*Selected excerpt:*
•••

# What to feed my frys now, they are too big for microworms now..



## fisherman (Apr 22, 2010)

well seems like microworms arent filling all of them up any more... i need someting bigger for them i think... something bigger then baby brine shrimp also.... they are dwarf cockatoo frys, about around 1cm big and probably about a month old... blood worms are way to big... i have frozen baby brine shrimp but they dont seem to eat it, must be a bad batch or something... plus i think baby brine shrimp is also too small


----------



## Canadian_Aqua_Farm (Apr 21, 2010)

Grindal worms would be perfect. You can also try chopping up some frozen bloodworms and they will pick away at the tiny pieces.


----------



## fisherman (Apr 22, 2010)

do they carry frozen grindal worms at IPU? i would like to pick up some frozen blood worms for sure to for my other fish... ill try chopping them up also.. who doesnt love bloodworms..


----------



## Canadian_Aqua_Farm (Apr 21, 2010)

Grindal worms you would have to culture yourself. They are a little more work than microworms but well worth it.


----------



## Claudia (Apr 21, 2010)

white worms are good too


----------



## EDGE (Aug 24, 2010)

Grindal worms are smaller and supposedly handle the warmer temperature better. White worms are quite prolific at 15c. For comparative sake. A 3/4" corydoras has no problem eating blackworm, which stretch out to just over 1" long. Whiteworm is a tad smaller than blackworm. If they are 1 cm big, probably grindal worm works best. I found a source for grindal worm, but the guy has fruit fly infestation and need a couple weeks to fix the problem.

•••

*Extracted entries:*
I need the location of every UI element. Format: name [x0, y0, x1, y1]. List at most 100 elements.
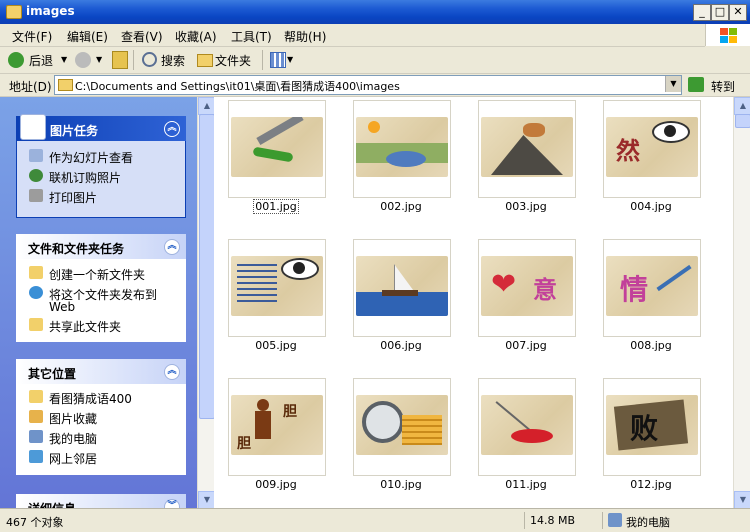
file-thumbnail[interactable]	[228, 100, 326, 198]
computer-icon	[608, 513, 622, 527]
file-thumbnail[interactable]: 情	[603, 239, 701, 337]
file-name[interactable]: 008.jpg	[603, 339, 699, 352]
task-slideshow[interactable]: 作为幻灯片查看	[29, 149, 133, 166]
scroll-thumb[interactable]	[735, 114, 750, 128]
my-pictures-icon	[29, 410, 43, 423]
menu-tools[interactable]: 工具(T)	[231, 28, 272, 45]
scroll-up-button[interactable]: ▲	[734, 97, 750, 115]
task-pane-scrollbar[interactable]: ▲ ▼	[197, 97, 216, 509]
thumbnail-image	[356, 117, 448, 177]
task-order-prints[interactable]: 联机订购照片	[29, 169, 121, 186]
views-icon[interactable]	[270, 52, 286, 68]
file-thumbnail[interactable]: ❤ 意	[478, 239, 576, 337]
thumbnail-image: ❤ 意	[481, 256, 573, 316]
forward-button[interactable]	[75, 52, 91, 68]
maximize-button[interactable]: □	[711, 4, 729, 21]
menu-help[interactable]: 帮助(H)	[284, 28, 326, 45]
task-new-folder[interactable]: 创建一个新文件夹	[29, 266, 145, 283]
file-name[interactable]: 006.jpg	[353, 339, 449, 352]
file-thumbnail[interactable]	[228, 239, 326, 337]
thumbnail-image	[481, 395, 573, 455]
thumbnail-image	[481, 117, 573, 177]
picture-tasks-panel: 图片任务 ︽ 作为幻灯片查看 联机订购照片 打印图片	[16, 114, 186, 218]
menu-edit[interactable]: 编辑(E)	[67, 28, 108, 45]
close-button[interactable]: ✕	[729, 4, 747, 21]
file-name[interactable]: 004.jpg	[603, 200, 699, 213]
printer-icon	[29, 189, 43, 202]
menu-view[interactable]: 查看(V)	[121, 28, 163, 45]
scroll-down-button[interactable]: ▼	[734, 491, 750, 509]
file-thumbnail[interactable]	[353, 239, 451, 337]
file-thumbnail[interactable]	[353, 100, 451, 198]
file-name[interactable]: 003.jpg	[478, 200, 574, 213]
file-name[interactable]: 001.jpg	[228, 199, 324, 214]
address-input[interactable]: C:\Documents and Settings\it01\桌面\看图猜成语4…	[54, 75, 682, 95]
folder-icon	[29, 390, 43, 403]
windows-logo-icon	[705, 24, 750, 46]
collapse-icon[interactable]: ︽	[164, 121, 180, 137]
file-thumbnail[interactable]: 胆 胆	[228, 378, 326, 476]
title-bar[interactable]: images _ □ ✕	[0, 0, 750, 24]
task-publish-web-2[interactable]: Web	[49, 300, 75, 314]
place-my-computer[interactable]: 我的电脑	[29, 430, 97, 447]
other-places-title: 其它位置	[28, 367, 77, 381]
file-name[interactable]: 007.jpg	[478, 339, 574, 352]
picture-tasks-title: 图片任务	[50, 124, 99, 138]
up-folder-icon[interactable]	[112, 51, 128, 69]
file-tasks-panel: 文件和文件夹任务 ︽ 创建一个新文件夹 将这个文件夹发布到 Web 共享此文件夹	[16, 234, 186, 342]
go-button[interactable]: 转到	[711, 78, 735, 95]
window-title: images	[26, 4, 75, 18]
file-thumbnail[interactable]	[478, 100, 576, 198]
file-tasks-header[interactable]: 文件和文件夹任务 ︽	[16, 234, 186, 259]
status-location: 我的电脑	[626, 516, 670, 529]
place-my-pictures[interactable]: 图片收藏	[29, 410, 97, 427]
chevron-down-icon[interactable]: ▼	[96, 55, 102, 64]
thumbnail-image: 败	[606, 395, 698, 455]
file-tasks-title: 文件和文件夹任务	[28, 242, 125, 256]
thumbnail-image: 胆 胆	[231, 395, 323, 455]
menu-file[interactable]: 文件(F)	[12, 28, 52, 45]
chevron-down-icon[interactable]: ▼	[61, 55, 67, 64]
back-arrow-icon	[8, 52, 24, 68]
chevron-down-icon[interactable]: ▼	[287, 55, 293, 64]
file-name[interactable]: 012.jpg	[603, 478, 699, 491]
file-thumbnail[interactable]: 败	[603, 378, 701, 476]
file-name[interactable]: 010.jpg	[353, 478, 449, 491]
scroll-thumb[interactable]	[199, 114, 215, 419]
thumbnail-image	[356, 256, 448, 316]
other-places-header[interactable]: 其它位置 ︽	[16, 359, 186, 384]
file-name[interactable]: 009.jpg	[228, 478, 324, 491]
task-pane: 图片任务 ︽ 作为幻灯片查看 联机订购照片 打印图片 文件和文件夹任务 ︽ 创建…	[0, 97, 197, 508]
place-network[interactable]: 网上邻居	[29, 450, 97, 467]
picture-tasks-header[interactable]: 图片任务 ︽	[16, 114, 186, 141]
file-thumbnail[interactable]: 然	[603, 100, 701, 198]
file-thumbnail[interactable]	[353, 378, 451, 476]
menu-bar: 文件(F) 编辑(E) 查看(V) 收藏(A) 工具(T) 帮助(H)	[0, 24, 705, 47]
details-header[interactable]: 详细信息 ︾	[16, 494, 186, 508]
go-arrow-icon[interactable]	[688, 77, 704, 92]
address-bar: 地址(D) C:\Documents and Settings\it01\桌面\…	[0, 74, 750, 97]
address-dropdown-button[interactable]: ▼	[665, 76, 681, 92]
collapse-icon[interactable]: ︽	[164, 364, 180, 380]
task-share-folder[interactable]: 共享此文件夹	[29, 318, 121, 335]
details-panel: 详细信息 ︾	[16, 494, 186, 508]
thumbnail-image	[356, 395, 448, 455]
new-folder-icon	[29, 266, 43, 279]
task-print[interactable]: 打印图片	[29, 189, 97, 206]
globe-icon	[29, 286, 43, 299]
folders-label: 文件夹	[215, 54, 252, 68]
slideshow-icon	[29, 149, 43, 162]
collapse-icon[interactable]: ︽	[164, 239, 180, 255]
place-kantu[interactable]: 看图猜成语400	[29, 390, 132, 407]
menu-favorites[interactable]: 收藏(A)	[175, 28, 217, 45]
file-name[interactable]: 002.jpg	[353, 200, 449, 213]
folder-icon	[6, 5, 22, 19]
expand-icon[interactable]: ︾	[164, 499, 180, 508]
file-view-scrollbar[interactable]: ▲ ▼	[733, 97, 750, 509]
total-size: 14.8 MB	[530, 514, 576, 527]
minimize-button[interactable]: _	[693, 4, 711, 21]
network-icon	[29, 450, 43, 463]
file-name[interactable]: 011.jpg	[478, 478, 574, 491]
file-name[interactable]: 005.jpg	[228, 339, 324, 352]
file-thumbnail[interactable]	[478, 378, 576, 476]
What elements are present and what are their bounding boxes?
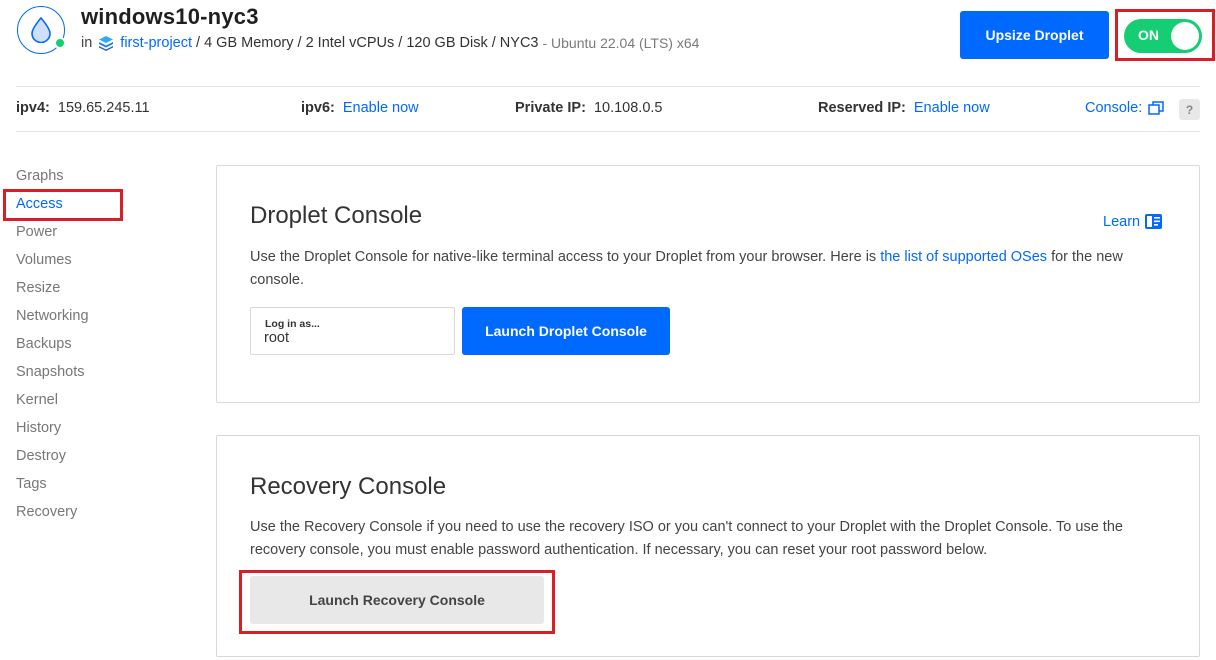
droplet-icon — [31, 17, 51, 43]
in-label: in — [81, 35, 93, 51]
ipv6-info: ipv6: Enable now — [301, 100, 419, 116]
reserved-ip-label: Reserved IP: — [818, 100, 906, 116]
droplet-subline: in first-project / 4 GB Memory / 2 Intel… — [81, 35, 699, 51]
recovery-console-description: Use the Recovery Console if you need to … — [250, 519, 1123, 558]
console-link[interactable]: Console: — [1085, 100, 1164, 116]
recovery-button-highlight — [239, 570, 555, 634]
private-ip-label: Private IP: — [515, 100, 586, 116]
sidebar-item-graphs[interactable]: Graphs — [16, 168, 64, 184]
power-toggle-label: ON — [1138, 27, 1159, 43]
sidebar-item-resize[interactable]: Resize — [16, 280, 60, 296]
droplet-specs: / 4 GB Memory / 2 Intel vCPUs / 120 GB D… — [196, 35, 539, 51]
status-indicator — [54, 37, 66, 49]
droplet-console-panel: Droplet Console Learn Use the Droplet Co… — [216, 165, 1200, 403]
learn-link[interactable]: Learn — [1103, 213, 1163, 230]
sidebar-item-tags[interactable]: Tags — [16, 476, 47, 492]
login-as-label: Log in as... — [265, 318, 320, 330]
sidebar-item-power[interactable]: Power — [16, 224, 57, 240]
sidebar-item-snapshots[interactable]: Snapshots — [16, 364, 85, 380]
upsize-droplet-button[interactable]: Upsize Droplet — [960, 11, 1109, 59]
sidebar-item-backups[interactable]: Backups — [16, 336, 72, 352]
console-label: Console: — [1085, 100, 1143, 116]
droplet-os: - Ubuntu 22.04 (LTS) x64 — [542, 35, 700, 51]
access-highlight — [3, 189, 123, 221]
sidebar-item-history[interactable]: History — [16, 420, 61, 436]
learn-label: Learn — [1103, 213, 1141, 230]
login-user-input[interactable] — [264, 330, 444, 346]
supported-oses-link[interactable]: the list of supported OSes — [880, 249, 1047, 265]
ip-bar: ipv4: 159.65.245.11 ipv6: Enable now Pri… — [16, 86, 1200, 132]
ipv4-info: ipv4: 159.65.245.11 — [16, 100, 150, 116]
sidebar-item-networking[interactable]: Networking — [16, 308, 89, 324]
reserved-ip-info: Reserved IP: Enable now — [818, 100, 990, 116]
ipv4-label: ipv4: — [16, 100, 50, 116]
sidebar-item-volumes[interactable]: Volumes — [16, 252, 72, 268]
ipv4-value[interactable]: 159.65.245.11 — [58, 100, 150, 116]
help-icon[interactable]: ? — [1179, 99, 1200, 120]
private-ip-value[interactable]: 10.108.0.5 — [594, 100, 663, 116]
external-window-icon — [1148, 101, 1164, 115]
private-ip-info: Private IP: 10.108.0.5 — [515, 100, 663, 116]
launch-droplet-console-button[interactable]: Launch Droplet Console — [462, 307, 670, 355]
reserved-ip-enable-link[interactable]: Enable now — [914, 100, 990, 116]
droplet-console-description: Use the Droplet Console for native-like … — [250, 246, 1160, 292]
sidebar-item-destroy[interactable]: Destroy — [16, 448, 66, 464]
droplet-name: windows10-nyc3 — [81, 4, 259, 29]
project-link[interactable]: first-project — [120, 35, 192, 51]
droplet-console-title: Droplet Console — [250, 202, 423, 229]
power-toggle-knob — [1171, 22, 1199, 50]
login-as-field[interactable]: Log in as... — [250, 307, 455, 355]
sidebar-item-recovery[interactable]: Recovery — [16, 504, 77, 520]
droplet-console-desc-before: Use the Droplet Console for native-like … — [250, 249, 881, 265]
ipv6-label: ipv6: — [301, 100, 335, 116]
doc-icon — [1145, 214, 1163, 229]
recovery-console-title: Recovery Console — [250, 473, 447, 500]
ipv6-enable-link[interactable]: Enable now — [343, 100, 419, 116]
project-icon — [99, 36, 114, 51]
power-toggle[interactable]: ON — [1124, 19, 1202, 53]
sidebar-item-kernel[interactable]: Kernel — [16, 392, 58, 408]
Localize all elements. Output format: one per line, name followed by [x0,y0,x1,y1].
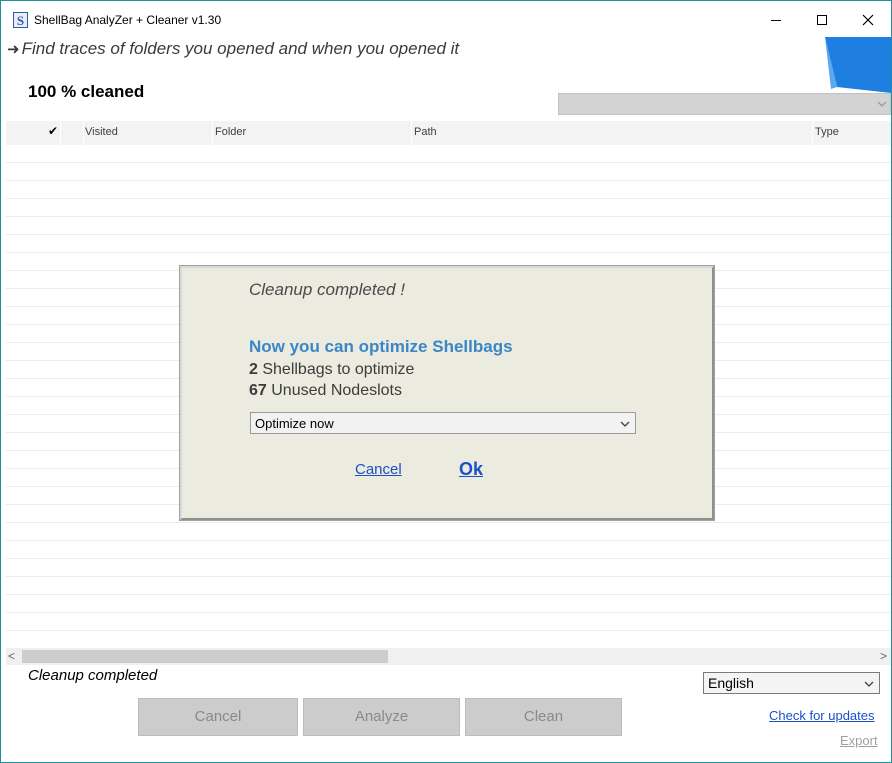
column-divider[interactable] [83,121,84,145]
scroll-left-icon[interactable]: < [8,649,15,663]
title-bar[interactable]: S ShellBag AnalyZer + Cleaner v1.30 [1,1,891,39]
column-header-visited[interactable]: Visited [85,126,118,138]
dialog-ok-link[interactable]: Ok [459,459,483,480]
close-icon [862,14,874,26]
column-divider[interactable] [212,121,213,145]
subtitle: ➜ Find traces of folders you opened and w… [7,39,459,59]
horizontal-scrollbar[interactable]: < > [6,648,891,665]
language-select[interactable]: English [703,672,880,694]
clean-button[interactable]: Clean [465,698,622,736]
top-filter-dropdown[interactable] [558,93,891,115]
cleanup-dialog: Cleanup completed ! Now you can optimize… [179,265,715,521]
chevron-down-icon [620,421,630,427]
shellbags-count: 2 [249,361,258,378]
window-title: ShellBag AnalyZer + Cleaner v1.30 [34,13,222,27]
app-window: S ShellBag AnalyZer + Cleaner v1.30 ➜ Fin… [0,0,892,763]
svg-text:S: S [17,13,24,28]
column-divider[interactable] [60,121,61,145]
progress-text: 100 % cleaned [28,82,145,101]
minimize-icon [771,20,781,21]
app-s-logo-icon: S [13,12,28,28]
cancel-button[interactable]: Cancel [138,698,298,736]
chevron-down-icon [864,681,874,687]
maximize-button[interactable] [799,1,845,39]
column-header-path[interactable]: Path [414,126,437,138]
close-button[interactable] [845,1,891,39]
analyze-button[interactable]: Analyze [303,698,460,736]
unused-nodeslots: 67 Unused Nodeslots [249,382,402,400]
dialog-title: Cleanup completed ! [249,280,405,299]
export-link[interactable]: Export [840,733,878,748]
optimize-option-value: Optimize now [255,416,334,431]
column-header-folder[interactable]: Folder [215,126,246,138]
dialog-cancel-link[interactable]: Cancel [355,461,402,478]
language-value: English [708,675,754,691]
shellbags-label: Shellbags to optimize [257,361,415,378]
status-text: Cleanup completed [28,667,158,684]
nodeslots-label: Unused Nodeslots [266,382,402,399]
corner-decoration [825,37,891,93]
column-divider[interactable] [411,121,412,145]
arrow-right-icon: ➜ [7,41,20,58]
maximize-icon [817,15,827,25]
nodeslots-count: 67 [249,382,267,399]
scrollbar-thumb[interactable] [22,650,388,663]
dialog-heading: Now you can optimize Shellbags [249,337,513,356]
optimize-option-select[interactable]: Optimize now [250,412,636,434]
table-header: ✔ Visited Folder Path Type [6,121,891,145]
chevron-down-icon [877,101,887,107]
shellbags-to-optimize: 2 Shellbags to optimize [249,361,414,379]
subtitle-text: Find traces of folders you opened and wh… [21,39,460,58]
column-divider[interactable] [812,121,813,145]
column-header-check[interactable]: ✔ [48,124,58,138]
check-updates-link[interactable]: Check for updates [769,708,875,723]
minimize-button[interactable] [753,1,799,39]
column-header-type[interactable]: Type [815,126,839,138]
scroll-right-icon[interactable]: > [880,649,887,663]
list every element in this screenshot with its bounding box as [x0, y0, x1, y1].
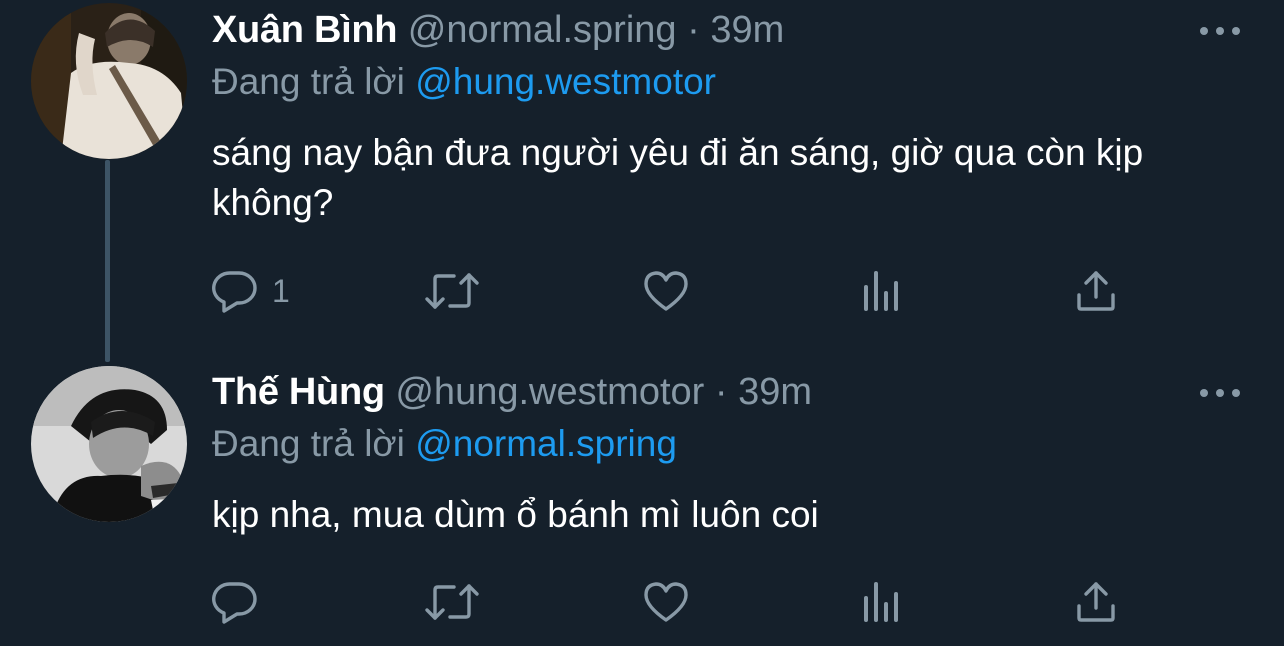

•••

*Problems and tasks:*
a - Reproduce the stretch of the fry-feeding forum thread from "white worms are good" through "fix the problem.".
b - Continue the forum thread about feeding fry from the point where it ends.

*Answers to the problems:*
a -
white worms are good too


----------



## EDGE (Aug 24, 2010)

Grindal worms are smaller and supposedly handle the warmer temperature better. White worms are quite prolific at 15c. For comparative sake. A 3/4" corydoras has no problem eating blackworm, which stretch out to just over 1" long. Whiteworm is a tad smaller than blackworm. If they are 1 cm big, probably grindal worm works best. I found a source for grindal worm, but the guy has fruit fly infestation and need a couple weeks to fix the problem.

b -
----------



## fisherman (Apr 22, 2010)

EDGE said:


> Grindal worms are smaller and supposedly handle the warmer temperature better. White worms are quite prolific at 15c. For comparative sake. A 3/4" corydoras has no problem eating blackworm, which stretch out to just over 1" long. Whiteworm is a tad smaller than blackworm. If they are 1 cm big, probably grindal worm works best. I found a source for grindal worm, but the guy has fruit fly infestation and need a couple weeks to fix the problem.


are u talkin live foods? where would i be able to get these live food... was hoping something frozen would work... much easier to prepare


----------



## EDGE (Aug 24, 2010)

grindal and white worms are live food. They are quite easy to keep. A container with soil, piece of bread and you will have lots in no time. 

Frozen food gets expensive really fast when growing out fry.

You could try beefheart mixed. Or ease them on the dried growth formula such as NLS growth or hikari cichlid food or trout feed.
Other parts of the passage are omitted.